## GOAL A
Could you reproduce, word for word, the part of the restaurant column from "A WOMAN was" up to and including "French giggling juice."?

::::::::::

I can think of better ways to reward "model citizens" Give the money to model citizens who worked hard and paid their taxes and national insurance on time every week for a working lifetime. Reward them with a decent pension.
A WOMAN was successfully sued by a top Scots restaurant last week for pounds 500 - because she didn't have enough friends.
Well, that's not strictly true. Actually, she's got hundreds of friends. She's probably got more auld acquaintances than Burns Night.
Her problem was that she didn't have enough of them in the right place at the right time.
That place was Glasgow's Mojo eaterie, And the time was her 21st birthday.
The young lady booked a party of 25, but only 15 turned up. And irate Mojo owner Greg McLeod pursued her to the small claims court where he won the cost of 10 portions of duck with garlic mash, 10 chocolate brownies, 10 coffees and a good gargle of the French giggling juice.
Restaurateurs across the land are not just toasting this victory - they're pan frying it in a jus of glee and serving it on a confit of self righteousness.
The verdict was "absolutely right" says the manageress of another Glasgow nosherie.
No it wasn't. The verdict was as right as a fork.
If I took 15 people to a restaurant - and the owner thanked me for my custom by suing me - I'd be just a wee bit off in the Stilton department. In fact, I'd be furious cooked very rare.
The restaurant in question is reported to have asked for a deposit and didn't get one. Yet it still accepted the booking.
And I'm sure the lady in question didn't over- estimate her popularity deliberately. Some folk just didn't turn up.
Eating out used to be a fairly simple business. You picked a place you fancied then keeked through the window to see if it was busy.
It wasn't infallible, but I don't remember going hungry too often.

::::::::::

## GOAL B
Could you recast the entries below, from their first line up to and including the line with "percentile-right-label: Percentile bbox=[560, 904, 672, 932]", as a Markdown table with the columns Row and Line, leaving out blank lines?

[Element and region listings]
::::::::::

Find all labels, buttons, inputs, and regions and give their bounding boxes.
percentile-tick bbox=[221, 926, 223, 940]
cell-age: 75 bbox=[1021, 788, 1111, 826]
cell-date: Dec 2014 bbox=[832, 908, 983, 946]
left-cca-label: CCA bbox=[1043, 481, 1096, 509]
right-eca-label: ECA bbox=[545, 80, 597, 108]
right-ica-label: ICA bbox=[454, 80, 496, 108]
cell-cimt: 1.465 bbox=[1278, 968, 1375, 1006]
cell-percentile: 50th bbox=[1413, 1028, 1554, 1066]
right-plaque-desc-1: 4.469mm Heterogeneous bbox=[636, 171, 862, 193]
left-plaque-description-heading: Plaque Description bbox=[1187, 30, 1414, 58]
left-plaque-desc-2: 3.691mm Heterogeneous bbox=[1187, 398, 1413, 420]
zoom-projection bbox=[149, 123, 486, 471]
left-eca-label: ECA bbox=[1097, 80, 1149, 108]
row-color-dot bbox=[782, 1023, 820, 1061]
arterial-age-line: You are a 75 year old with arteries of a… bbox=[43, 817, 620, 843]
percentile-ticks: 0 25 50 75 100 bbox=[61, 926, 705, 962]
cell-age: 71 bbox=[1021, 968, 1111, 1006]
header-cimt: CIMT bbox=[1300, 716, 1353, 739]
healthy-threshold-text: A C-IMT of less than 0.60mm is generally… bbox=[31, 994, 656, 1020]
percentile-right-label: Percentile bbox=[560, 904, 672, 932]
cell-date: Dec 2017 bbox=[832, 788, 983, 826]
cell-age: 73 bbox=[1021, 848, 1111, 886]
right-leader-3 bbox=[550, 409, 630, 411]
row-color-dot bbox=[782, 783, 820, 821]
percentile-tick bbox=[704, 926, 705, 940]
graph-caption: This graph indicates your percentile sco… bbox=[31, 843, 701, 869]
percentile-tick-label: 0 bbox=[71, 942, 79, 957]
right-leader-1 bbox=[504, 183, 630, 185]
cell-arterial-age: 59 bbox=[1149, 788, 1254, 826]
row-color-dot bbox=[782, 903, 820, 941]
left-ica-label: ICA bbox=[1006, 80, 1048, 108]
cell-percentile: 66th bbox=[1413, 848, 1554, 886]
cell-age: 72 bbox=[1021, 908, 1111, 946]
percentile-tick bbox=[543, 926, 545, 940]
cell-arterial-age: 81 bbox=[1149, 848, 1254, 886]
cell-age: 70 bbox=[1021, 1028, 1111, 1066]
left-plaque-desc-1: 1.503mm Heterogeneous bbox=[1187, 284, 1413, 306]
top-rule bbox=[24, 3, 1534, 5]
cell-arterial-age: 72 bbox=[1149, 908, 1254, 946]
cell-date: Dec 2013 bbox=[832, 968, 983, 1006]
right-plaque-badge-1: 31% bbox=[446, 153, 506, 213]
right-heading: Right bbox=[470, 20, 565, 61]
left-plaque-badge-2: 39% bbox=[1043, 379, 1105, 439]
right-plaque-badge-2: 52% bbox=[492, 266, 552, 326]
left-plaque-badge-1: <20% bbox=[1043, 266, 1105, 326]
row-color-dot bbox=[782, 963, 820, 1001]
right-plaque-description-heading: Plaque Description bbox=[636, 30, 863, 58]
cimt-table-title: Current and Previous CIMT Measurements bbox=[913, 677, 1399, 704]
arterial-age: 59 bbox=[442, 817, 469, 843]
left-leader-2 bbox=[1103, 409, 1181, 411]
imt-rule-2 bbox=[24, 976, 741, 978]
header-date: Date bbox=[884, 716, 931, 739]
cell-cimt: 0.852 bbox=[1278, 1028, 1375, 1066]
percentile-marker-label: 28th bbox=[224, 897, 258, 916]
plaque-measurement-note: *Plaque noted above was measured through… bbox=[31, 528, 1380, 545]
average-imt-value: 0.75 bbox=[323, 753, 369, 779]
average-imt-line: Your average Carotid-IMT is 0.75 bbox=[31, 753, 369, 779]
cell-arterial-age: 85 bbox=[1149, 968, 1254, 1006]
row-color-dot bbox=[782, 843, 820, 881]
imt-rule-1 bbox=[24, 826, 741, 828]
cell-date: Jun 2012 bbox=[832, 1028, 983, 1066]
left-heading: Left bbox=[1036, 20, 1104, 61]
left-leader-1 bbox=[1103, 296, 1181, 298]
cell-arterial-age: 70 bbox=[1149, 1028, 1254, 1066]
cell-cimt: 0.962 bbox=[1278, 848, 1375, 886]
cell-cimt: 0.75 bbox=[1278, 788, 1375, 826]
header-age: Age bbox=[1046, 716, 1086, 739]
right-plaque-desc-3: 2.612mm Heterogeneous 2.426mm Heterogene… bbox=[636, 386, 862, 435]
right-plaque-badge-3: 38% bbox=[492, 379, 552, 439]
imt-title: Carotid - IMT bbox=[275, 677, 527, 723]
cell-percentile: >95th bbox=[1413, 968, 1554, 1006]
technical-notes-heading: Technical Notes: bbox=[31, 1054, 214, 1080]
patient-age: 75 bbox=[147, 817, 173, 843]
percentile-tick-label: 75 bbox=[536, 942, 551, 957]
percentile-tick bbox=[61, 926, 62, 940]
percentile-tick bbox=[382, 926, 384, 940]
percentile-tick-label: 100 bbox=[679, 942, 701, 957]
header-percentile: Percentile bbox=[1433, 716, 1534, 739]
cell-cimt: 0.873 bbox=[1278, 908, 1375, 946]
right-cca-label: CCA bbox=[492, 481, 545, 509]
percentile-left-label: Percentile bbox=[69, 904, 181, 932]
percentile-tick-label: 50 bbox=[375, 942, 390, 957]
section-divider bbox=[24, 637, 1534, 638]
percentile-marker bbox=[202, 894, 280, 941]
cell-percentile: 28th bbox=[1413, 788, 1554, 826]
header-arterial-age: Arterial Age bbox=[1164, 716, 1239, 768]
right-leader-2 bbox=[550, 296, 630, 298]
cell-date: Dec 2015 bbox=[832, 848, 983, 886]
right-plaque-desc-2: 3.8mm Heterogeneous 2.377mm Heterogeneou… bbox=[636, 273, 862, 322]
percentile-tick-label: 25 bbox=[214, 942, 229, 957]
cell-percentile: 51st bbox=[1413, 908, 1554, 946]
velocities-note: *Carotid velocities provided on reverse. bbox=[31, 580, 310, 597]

::::::::::

## WORKED ANSWER A
A WOMAN was successfully sued by a top Scots restaurant last week for pounds 500 - because she didn't have enough friends.
Well, that's not strictly true. Actually, she's got hundreds of friends. She's probably got more auld acquaintances than Burns Night.
Her problem was that she didn't have enough of them in the right place at the right time.
That place was Glasgow's Mojo eaterie, And the time was her 21st birthday.
The young lady booked a party of 25, but only 15 turned up. And irate Mojo owner Greg McLeod pursued her to the small claims court where he won the cost of 10 portions of duck with garlic mash, 10 chocolate brownies, 10 coffees and a good gargle of the French giggling juice.

## WORKED ANSWER B
| Row | Line |
|---|---|
| 1 | Find all labels, buttons, inputs, and regions and give their bounding boxes. |
| 2 | percentile-tick bbox=[221, 926, 223, 940] |
| 3 | cell-age: 75 bbox=[1021, 788, 1111, 826] |
| 4 | cell-date: Dec 2014 bbox=[832, 908, 983, 946] |
| 5 | left-cca-label: CCA bbox=[1043, 481, 1096, 509] |
| 6 | right-eca-label: ECA bbox=[545, 80, 597, 108] |
| 7 | right-ica-label: ICA bbox=[454, 80, 496, 108] |
| 8 | cell-cimt: 1.465 bbox=[1278, 968, 1375, 1006] |
| 9 | cell-percentile: 50th bbox=[1413, 1028, 1554, 1066] |
| 10 | right-plaque-desc-1: 4.469mm Heterogeneous bbox=[636, 171, 862, 193] |
| 11 | left-plaque-description-heading: Plaque Description bbox=[1187, 30, 1414, 58] |
| 12 | left-plaque-desc-2: 3.691mm Heterogeneous bbox=[1187, 398, 1413, 420] |
| 13 | zoom-projection bbox=[149, 123, 486, 471] |
| 14 | left-eca-label: ECA bbox=[1097, 80, 1149, 108] |
| 15 | row-color-dot bbox=[782, 1023, 820, 1061] |
| 16 | arterial-age-line: You are a 75 year old with arteries of a… bbox=[43, 817, 620, 843] |
| 17 | percentile-ticks: 0 25 50 75 100 bbox=[61, 926, 705, 962] |
| 18 | cell-age: 71 bbox=[1021, 968, 1111, 1006] |
| 19 | header-cimt: CIMT bbox=[1300, 716, 1353, 739] |
| 20 | healthy-threshold-text: A C-IMT of less than 0.60mm is generally… bbox=[31, 994, 656, 1020] |
| 21 | percentile-right-label: Percentile bbox=[560, 904, 672, 932] |